- **TASK INSTRUCTIONS**: Quote only the lines that start at the line with "What does this" and run to the end of the entries; omit the pictures.

<<<<

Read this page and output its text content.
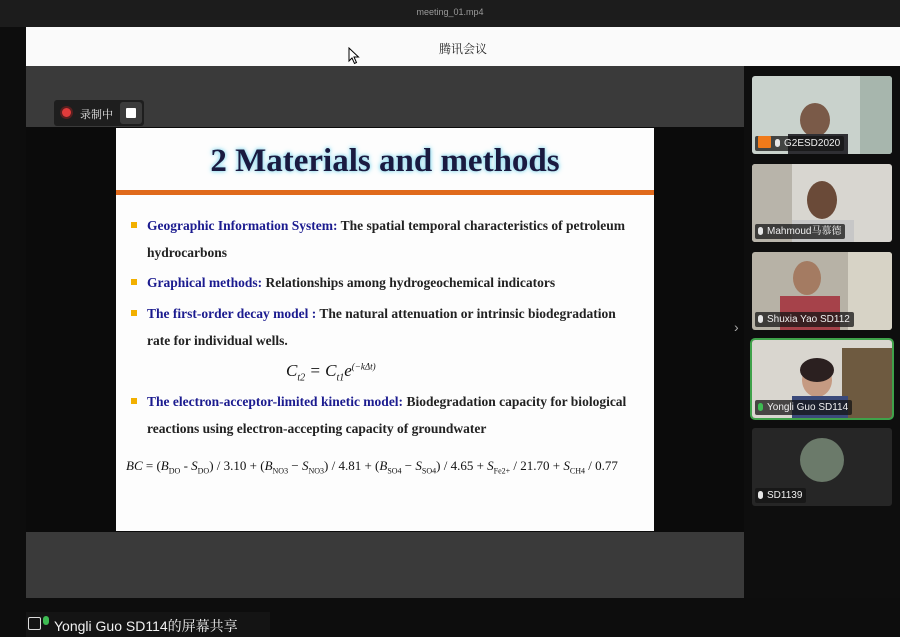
meeting_01.mp4
腾讯会议
录制中
2 Materials and methods
Geographic Information System: The spatial temporal characteristics of petroleum hydrocarbons
Graphical methods: Relationships among hydrogeochemical indicators
The first-order decay model : The natural attenuation or intrinsic biodegradation rate for individual wells.
$C_{t2} = C_{t1}e^{(-k\Delta t)}$
The electron-acceptor-limited kinetic model: Biodegradation capacity for biological reactions using electron-accepting capacity of groundwater
BC = $(B_{DO} - S_{DO}) / 3.10 + (B_{NO3} - S_{NO3}) / 4.81 + (B_{SO4} - S_{SO4}) / 4.65 + S_{Fe2+} / 21.70 + S_{CH4} / 0.77$
Yongli Guo SD114的屏幕共享
›
G2ESD2020
Mahmoud马慕德
Shuxia Yao SD112
Yongli Guo SD114
SD1139
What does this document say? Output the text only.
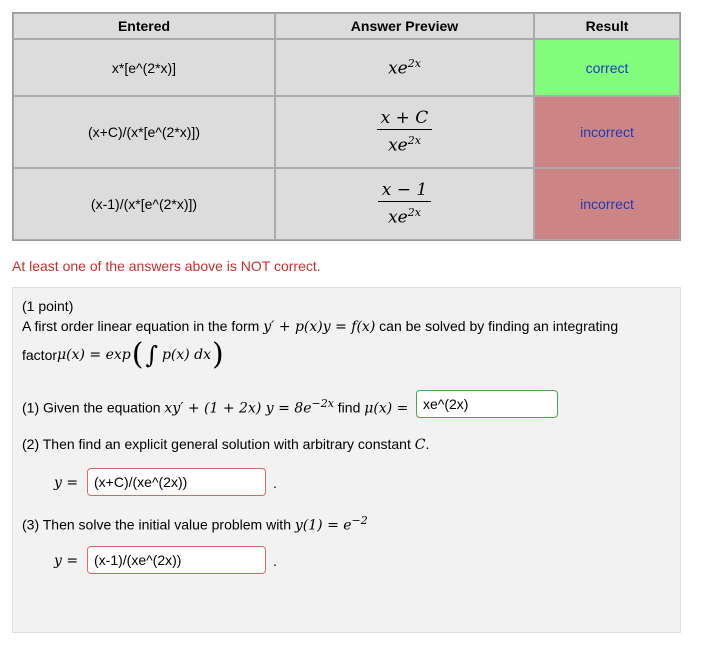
Entered	Answer Preview	Result
x*[e^(2*x)]	$xe^{2x}$	correct
(x+C)/(x*[e^(2*x)])	$\frac{x + C}{xe^{2x}}$	incorrect
(x-1)/(x*[e^(2*x)])	$\frac{x - 1}{xe^{2x}}$	incorrect
At least one of the answers above is NOT correct.
(1 point)
A first order linear equation in the form y′ + p(x)y = f(x) can be solved by finding an integrating
factor μ(x) = exp ( ∫ p(x) dx )
(1) Given the equation xy′ + (1 + 2x) $y = 8e^{-2x}$ find μ(x) =
xe^(2x)
(2) Then find an explicit general solution with arbitrary constant C.
y =
(x+C)/(xe^(2x))	.
(3) Then solve the initial value problem with $y(1) = e^{-2}$
y =
(x-1)/(xe^(2x))	.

>>>>

- **EXERCISE RESPONSE**:
What does this document say? Output the text only.
Entered	Answer Preview	Result
x*[e^(2*x)]	$xe^{2x}$	correct
(x+C)/(x*[e^(2*x)])	$\frac{x + C}{xe^{2x}}$	incorrect
(x-1)/(x*[e^(2*x)])	$\frac{x - 1}{xe^{2x}}$	incorrect
At least one of the answers above is NOT correct.
(1 point)
A first order linear equation in the form y′ + p(x)y = f(x) can be solved by finding an integrating
factor μ(x) = exp ( ∫ p(x) dx )
(1) Given the equation xy′ + (1 + 2x) $y = 8e^{-2x}$ find μ(x) =
xe^(2x)
(2) Then find an explicit general solution with arbitrary constant C.
y =
(x+C)/(xe^(2x))	.
(3) Then solve the initial value problem with $y(1) = e^{-2}$
y =
(x-1)/(xe^(2x))	.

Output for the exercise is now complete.